DESCRIPTION OF THE TASK: Check every line of the data below for the string "nghệ", and copy the ones that hold it.

MATERIAL SUPPLIED:
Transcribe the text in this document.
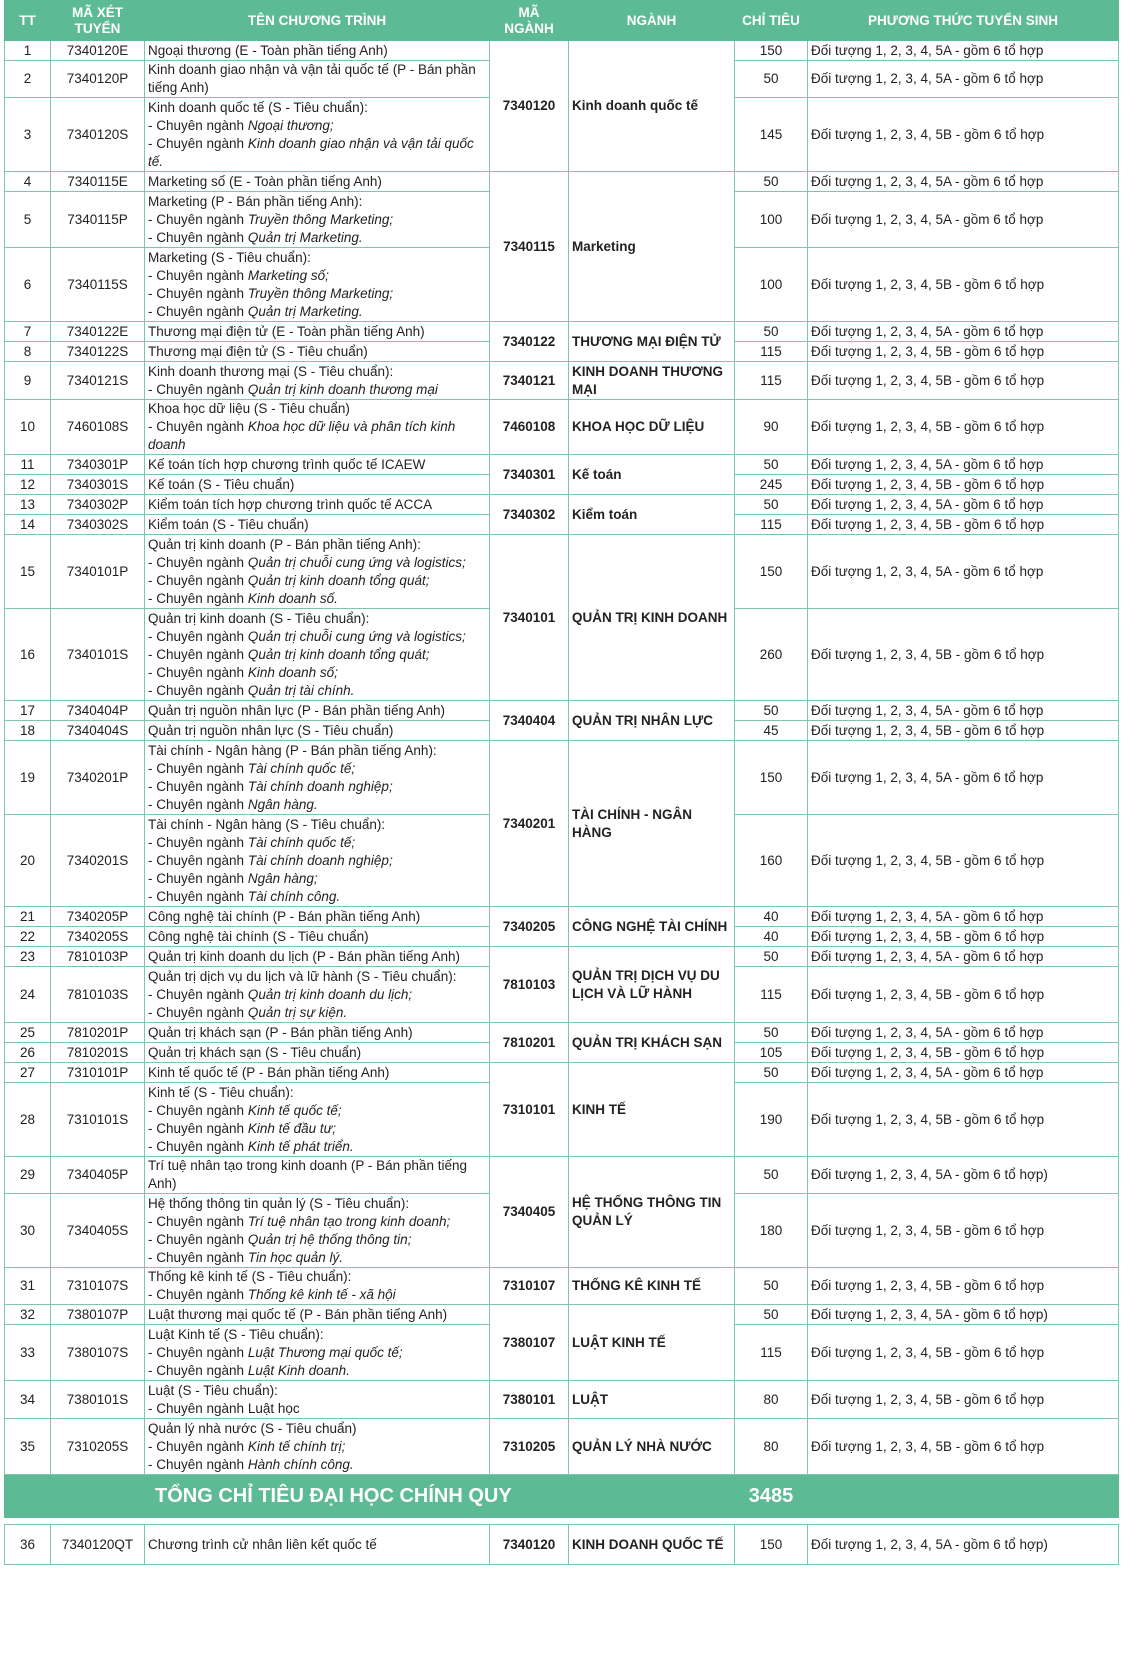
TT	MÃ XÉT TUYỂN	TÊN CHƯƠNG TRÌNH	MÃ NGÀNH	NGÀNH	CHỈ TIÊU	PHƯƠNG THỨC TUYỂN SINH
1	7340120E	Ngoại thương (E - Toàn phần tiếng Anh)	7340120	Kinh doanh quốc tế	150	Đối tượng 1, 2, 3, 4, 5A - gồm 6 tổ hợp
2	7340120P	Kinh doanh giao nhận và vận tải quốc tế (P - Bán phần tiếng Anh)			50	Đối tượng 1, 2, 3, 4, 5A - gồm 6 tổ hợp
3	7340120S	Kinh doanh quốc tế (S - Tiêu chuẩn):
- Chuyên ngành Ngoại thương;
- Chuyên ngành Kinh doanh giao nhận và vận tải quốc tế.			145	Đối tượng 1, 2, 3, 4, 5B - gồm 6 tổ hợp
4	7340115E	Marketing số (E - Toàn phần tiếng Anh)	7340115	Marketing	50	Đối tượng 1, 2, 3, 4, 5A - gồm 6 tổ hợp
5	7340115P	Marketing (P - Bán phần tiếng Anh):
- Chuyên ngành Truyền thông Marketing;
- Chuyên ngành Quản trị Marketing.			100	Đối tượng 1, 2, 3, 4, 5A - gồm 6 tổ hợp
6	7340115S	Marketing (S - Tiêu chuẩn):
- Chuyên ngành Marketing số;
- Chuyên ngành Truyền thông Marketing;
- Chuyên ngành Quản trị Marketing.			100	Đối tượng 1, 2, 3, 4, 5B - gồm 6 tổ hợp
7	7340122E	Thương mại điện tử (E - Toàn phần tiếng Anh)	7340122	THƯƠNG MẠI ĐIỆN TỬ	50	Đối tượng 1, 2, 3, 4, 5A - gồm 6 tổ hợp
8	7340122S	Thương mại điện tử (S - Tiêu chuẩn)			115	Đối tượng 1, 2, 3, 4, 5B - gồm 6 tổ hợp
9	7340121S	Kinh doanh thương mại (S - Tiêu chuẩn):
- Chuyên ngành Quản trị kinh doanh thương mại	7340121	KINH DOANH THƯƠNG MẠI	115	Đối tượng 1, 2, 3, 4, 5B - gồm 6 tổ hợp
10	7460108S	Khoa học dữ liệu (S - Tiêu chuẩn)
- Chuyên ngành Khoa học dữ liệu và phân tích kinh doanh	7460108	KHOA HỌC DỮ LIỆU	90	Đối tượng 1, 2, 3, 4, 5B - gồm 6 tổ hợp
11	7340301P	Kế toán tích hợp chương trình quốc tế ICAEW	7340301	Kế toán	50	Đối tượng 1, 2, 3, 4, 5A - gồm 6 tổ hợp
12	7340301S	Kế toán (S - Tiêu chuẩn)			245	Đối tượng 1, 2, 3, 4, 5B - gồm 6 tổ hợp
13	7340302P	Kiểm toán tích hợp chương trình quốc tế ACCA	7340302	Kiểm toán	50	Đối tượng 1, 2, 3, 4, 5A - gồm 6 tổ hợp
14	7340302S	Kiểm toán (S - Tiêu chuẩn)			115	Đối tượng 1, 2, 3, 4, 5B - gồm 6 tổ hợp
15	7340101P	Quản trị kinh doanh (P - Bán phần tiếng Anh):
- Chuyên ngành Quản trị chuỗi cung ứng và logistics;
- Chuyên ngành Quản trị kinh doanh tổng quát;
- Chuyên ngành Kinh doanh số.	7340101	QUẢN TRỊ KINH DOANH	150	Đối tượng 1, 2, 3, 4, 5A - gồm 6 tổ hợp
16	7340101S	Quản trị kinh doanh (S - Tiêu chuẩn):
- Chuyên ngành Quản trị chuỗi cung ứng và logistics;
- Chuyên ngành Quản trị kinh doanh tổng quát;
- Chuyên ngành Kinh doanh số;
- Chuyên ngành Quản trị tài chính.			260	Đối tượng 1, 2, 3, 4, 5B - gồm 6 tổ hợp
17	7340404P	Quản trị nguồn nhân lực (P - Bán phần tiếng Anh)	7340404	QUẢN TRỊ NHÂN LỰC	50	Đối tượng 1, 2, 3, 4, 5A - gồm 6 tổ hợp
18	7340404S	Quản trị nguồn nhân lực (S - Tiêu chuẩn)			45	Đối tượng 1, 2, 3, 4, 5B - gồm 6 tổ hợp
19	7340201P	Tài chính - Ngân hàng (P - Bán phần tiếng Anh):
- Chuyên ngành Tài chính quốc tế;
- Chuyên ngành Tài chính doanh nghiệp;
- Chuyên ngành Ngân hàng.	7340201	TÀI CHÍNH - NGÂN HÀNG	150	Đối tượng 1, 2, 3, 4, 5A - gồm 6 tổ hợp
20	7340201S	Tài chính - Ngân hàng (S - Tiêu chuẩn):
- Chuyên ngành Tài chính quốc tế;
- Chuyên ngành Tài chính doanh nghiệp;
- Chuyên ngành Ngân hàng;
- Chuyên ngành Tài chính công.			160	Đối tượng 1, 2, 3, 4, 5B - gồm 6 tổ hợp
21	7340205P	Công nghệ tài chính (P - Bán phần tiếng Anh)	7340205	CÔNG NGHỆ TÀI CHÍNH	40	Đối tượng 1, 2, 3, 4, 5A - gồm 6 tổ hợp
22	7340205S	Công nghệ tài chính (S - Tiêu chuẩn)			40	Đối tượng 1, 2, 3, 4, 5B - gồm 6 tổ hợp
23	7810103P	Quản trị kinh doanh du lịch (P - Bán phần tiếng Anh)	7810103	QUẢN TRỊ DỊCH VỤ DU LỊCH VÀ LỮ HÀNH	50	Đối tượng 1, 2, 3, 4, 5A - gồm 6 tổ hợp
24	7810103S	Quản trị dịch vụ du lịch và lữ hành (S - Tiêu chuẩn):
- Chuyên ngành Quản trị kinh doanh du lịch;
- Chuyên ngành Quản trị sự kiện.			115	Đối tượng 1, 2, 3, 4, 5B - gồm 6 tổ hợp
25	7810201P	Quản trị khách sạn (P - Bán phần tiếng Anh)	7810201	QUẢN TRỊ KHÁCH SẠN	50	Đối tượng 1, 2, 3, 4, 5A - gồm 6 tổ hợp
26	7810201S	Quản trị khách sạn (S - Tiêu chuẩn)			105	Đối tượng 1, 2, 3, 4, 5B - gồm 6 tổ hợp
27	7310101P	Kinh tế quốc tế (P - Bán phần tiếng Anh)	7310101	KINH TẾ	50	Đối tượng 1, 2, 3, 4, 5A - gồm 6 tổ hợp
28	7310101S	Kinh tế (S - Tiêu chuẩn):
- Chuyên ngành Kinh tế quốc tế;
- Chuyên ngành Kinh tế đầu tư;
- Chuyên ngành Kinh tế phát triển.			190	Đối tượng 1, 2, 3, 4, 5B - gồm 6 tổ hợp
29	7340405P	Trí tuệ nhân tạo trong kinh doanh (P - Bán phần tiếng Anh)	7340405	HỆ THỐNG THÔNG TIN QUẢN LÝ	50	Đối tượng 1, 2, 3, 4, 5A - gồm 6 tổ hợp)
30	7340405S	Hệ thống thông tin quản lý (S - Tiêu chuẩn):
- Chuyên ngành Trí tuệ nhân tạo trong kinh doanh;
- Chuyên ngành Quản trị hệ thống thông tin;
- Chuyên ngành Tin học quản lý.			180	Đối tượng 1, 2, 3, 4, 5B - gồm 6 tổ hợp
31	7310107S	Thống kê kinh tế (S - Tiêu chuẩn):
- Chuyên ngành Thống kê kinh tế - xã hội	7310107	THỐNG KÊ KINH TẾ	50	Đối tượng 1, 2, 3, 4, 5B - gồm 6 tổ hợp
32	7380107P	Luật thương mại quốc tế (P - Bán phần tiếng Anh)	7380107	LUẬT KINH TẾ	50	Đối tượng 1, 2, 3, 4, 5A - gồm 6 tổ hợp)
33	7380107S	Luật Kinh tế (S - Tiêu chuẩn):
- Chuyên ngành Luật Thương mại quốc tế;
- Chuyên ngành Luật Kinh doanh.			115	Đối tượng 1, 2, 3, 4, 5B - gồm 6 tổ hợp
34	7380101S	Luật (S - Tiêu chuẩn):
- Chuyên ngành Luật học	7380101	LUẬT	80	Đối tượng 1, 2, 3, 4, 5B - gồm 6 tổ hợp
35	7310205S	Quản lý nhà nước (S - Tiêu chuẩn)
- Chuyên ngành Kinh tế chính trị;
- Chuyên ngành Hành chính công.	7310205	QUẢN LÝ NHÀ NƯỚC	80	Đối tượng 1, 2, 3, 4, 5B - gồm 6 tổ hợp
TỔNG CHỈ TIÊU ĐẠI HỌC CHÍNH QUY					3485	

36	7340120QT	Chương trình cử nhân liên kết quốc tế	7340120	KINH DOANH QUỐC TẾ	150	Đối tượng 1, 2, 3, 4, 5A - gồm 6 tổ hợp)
--
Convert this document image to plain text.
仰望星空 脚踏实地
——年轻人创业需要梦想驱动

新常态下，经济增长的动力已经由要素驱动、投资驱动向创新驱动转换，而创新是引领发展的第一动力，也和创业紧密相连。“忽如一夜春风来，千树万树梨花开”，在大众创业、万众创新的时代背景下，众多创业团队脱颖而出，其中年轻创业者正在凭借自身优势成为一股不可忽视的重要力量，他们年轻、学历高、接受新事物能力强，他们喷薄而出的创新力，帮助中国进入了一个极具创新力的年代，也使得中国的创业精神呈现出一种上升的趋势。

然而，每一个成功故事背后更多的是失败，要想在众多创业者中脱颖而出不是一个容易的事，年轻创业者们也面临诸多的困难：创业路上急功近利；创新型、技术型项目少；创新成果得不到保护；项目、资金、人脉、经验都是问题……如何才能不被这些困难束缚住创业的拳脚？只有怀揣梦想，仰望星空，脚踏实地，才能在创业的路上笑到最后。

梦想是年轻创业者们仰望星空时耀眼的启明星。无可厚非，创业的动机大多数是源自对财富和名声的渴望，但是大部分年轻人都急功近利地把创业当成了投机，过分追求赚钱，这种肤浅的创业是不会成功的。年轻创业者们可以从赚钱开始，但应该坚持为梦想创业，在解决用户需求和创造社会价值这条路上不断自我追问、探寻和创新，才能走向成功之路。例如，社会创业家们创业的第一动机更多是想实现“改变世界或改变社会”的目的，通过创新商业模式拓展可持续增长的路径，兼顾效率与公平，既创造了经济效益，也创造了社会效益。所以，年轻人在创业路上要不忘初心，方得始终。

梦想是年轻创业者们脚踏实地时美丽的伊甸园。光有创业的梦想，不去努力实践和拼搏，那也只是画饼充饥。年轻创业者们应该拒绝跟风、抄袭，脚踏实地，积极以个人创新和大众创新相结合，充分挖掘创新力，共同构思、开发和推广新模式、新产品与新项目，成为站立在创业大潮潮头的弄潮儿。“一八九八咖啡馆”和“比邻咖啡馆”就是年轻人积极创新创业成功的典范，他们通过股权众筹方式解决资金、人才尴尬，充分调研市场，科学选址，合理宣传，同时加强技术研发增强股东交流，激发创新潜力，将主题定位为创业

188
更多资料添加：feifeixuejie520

CORRECT ANSWER:
21	7340205P	Công nghệ tài chính (P - Bán phần tiếng Anh)	7340205	CÔNG NGHỆ TÀI CHÍNH	40	Đối tượng 1, 2, 3, 4, 5A - gồm 6 tổ hợp
22	7340205S	Công nghệ tài chính (S - Tiêu chuẩn)			40	Đối tượng 1, 2, 3, 4, 5B - gồm 6 tổ hợp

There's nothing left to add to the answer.